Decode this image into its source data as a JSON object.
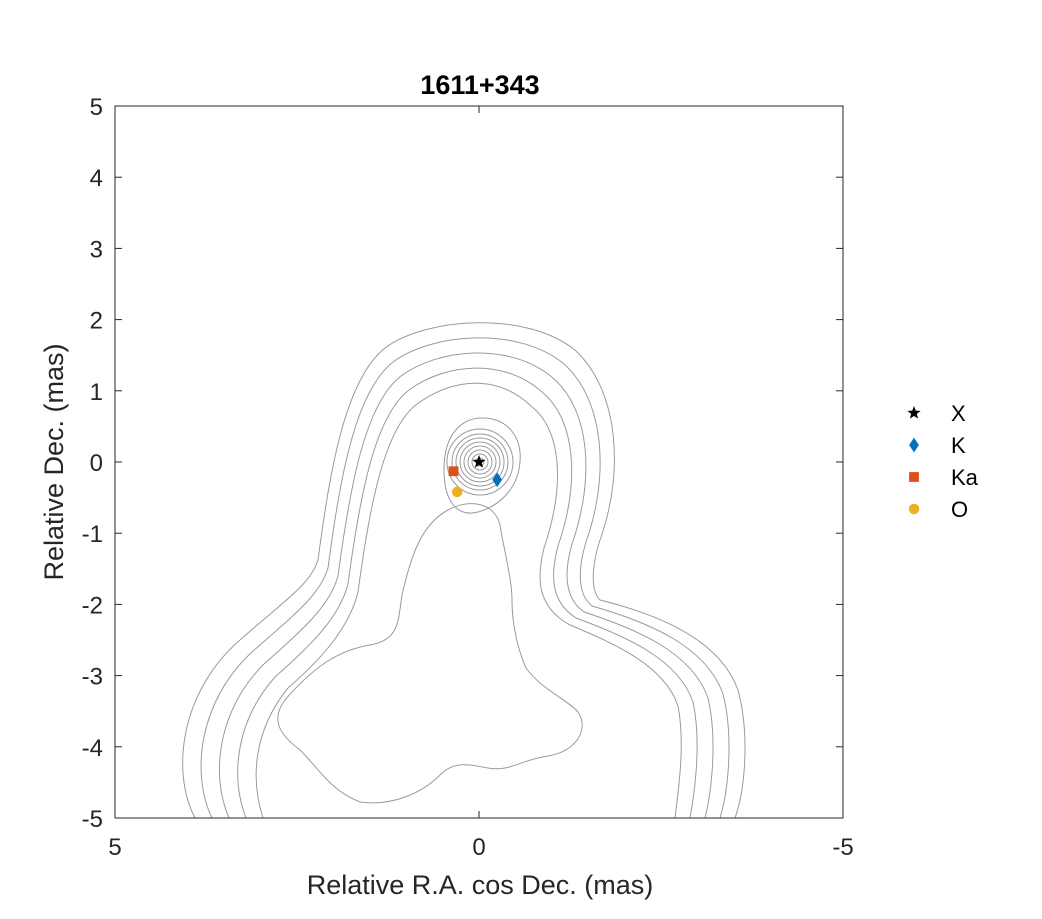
{
  "chart_data": {
    "type": "scatter",
    "title": "1611+343",
    "xlabel": "Relative R.A. cos Dec. (mas)",
    "ylabel": "Relative Dec. (mas)",
    "xlim": [
      5,
      -5
    ],
    "ylim": [
      -5,
      5
    ],
    "x_reversed": true,
    "x_ticks": [
      5,
      0,
      -5
    ],
    "y_ticks": [
      5,
      4,
      3,
      2,
      1,
      0,
      -1,
      -2,
      -3,
      -4,
      -5
    ],
    "x_tick_labels": [
      "5",
      "0",
      "-5"
    ],
    "y_tick_labels": [
      "5",
      "4",
      "3",
      "2",
      "1",
      "0",
      "-1",
      "-2",
      "-3",
      "-4",
      "-5"
    ],
    "grid": false,
    "legend_position": "outside-right",
    "background": "contour image (gray contour lines)",
    "series": [
      {
        "name": "X",
        "marker": "star",
        "color": "#000000",
        "points": [
          [
            0.0,
            0.0
          ]
        ]
      },
      {
        "name": "K",
        "marker": "diamond",
        "color": "#0072BD",
        "points": [
          [
            -0.25,
            -0.25
          ]
        ]
      },
      {
        "name": "Ka",
        "marker": "square",
        "color": "#D95319",
        "points": [
          [
            0.35,
            -0.13
          ]
        ]
      },
      {
        "name": "O",
        "marker": "circle",
        "color": "#EDB120",
        "points": [
          [
            0.3,
            -0.42
          ]
        ]
      }
    ]
  }
}
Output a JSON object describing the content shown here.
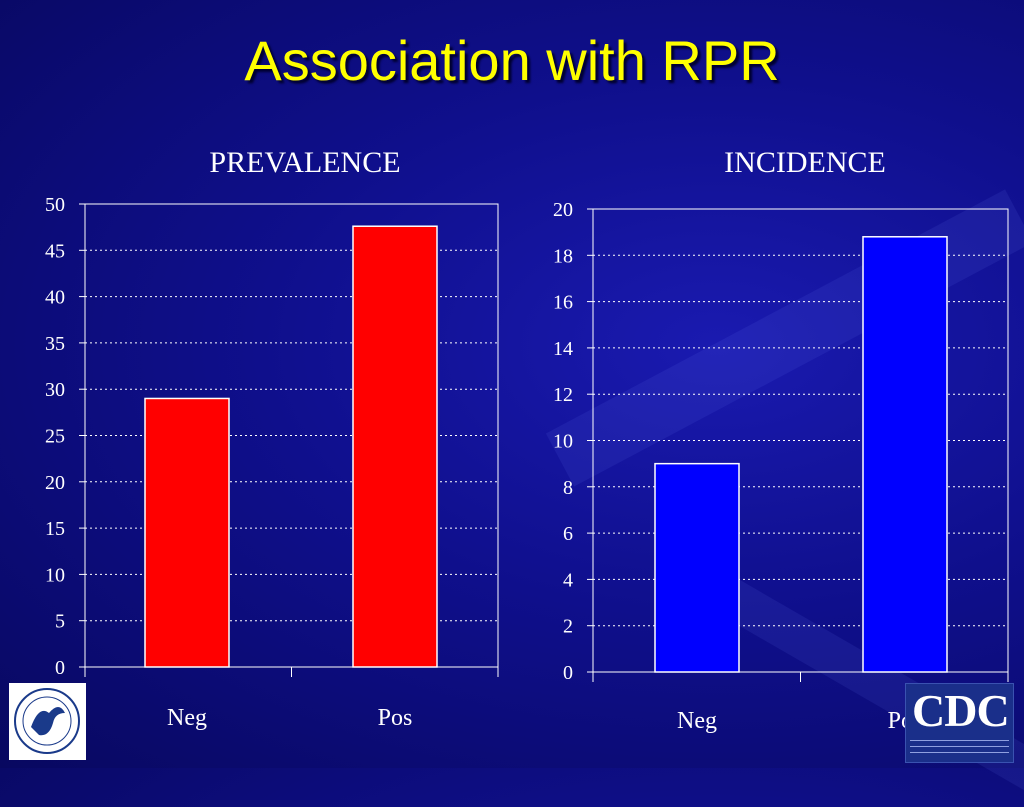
{
  "title": "Association with RPR",
  "colors": {
    "prevalence_bar": "#ff0000",
    "incidence_bar": "#0000ff",
    "title": "#ffff00",
    "background": "#0f0f8c"
  },
  "logos": {
    "left": "hhs-eagle-seal",
    "right_text": "CDC"
  },
  "chart_data": [
    {
      "type": "bar",
      "title": "PREVALENCE",
      "categories": [
        "Neg",
        "Pos"
      ],
      "values": [
        29,
        47.6
      ],
      "ylim": [
        0,
        50
      ],
      "yticks": [
        0,
        5,
        10,
        15,
        20,
        25,
        30,
        35,
        40,
        45,
        50
      ],
      "grid": true,
      "xlabel": "",
      "ylabel": ""
    },
    {
      "type": "bar",
      "title": "INCIDENCE",
      "categories": [
        "Neg",
        "Pos"
      ],
      "values": [
        9,
        18.8
      ],
      "ylim": [
        0,
        20
      ],
      "yticks": [
        0,
        2,
        4,
        6,
        8,
        10,
        12,
        14,
        16,
        18,
        20
      ],
      "grid": true,
      "xlabel": "",
      "ylabel": ""
    }
  ]
}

────────────────────

__Exercise aim__. Look through the entries above and report each line where the string "marker" occurs.

__Exercise solution__.
        "marker": "star",
        "marker": "diamond",
        "marker": "square",
        "marker": "circle",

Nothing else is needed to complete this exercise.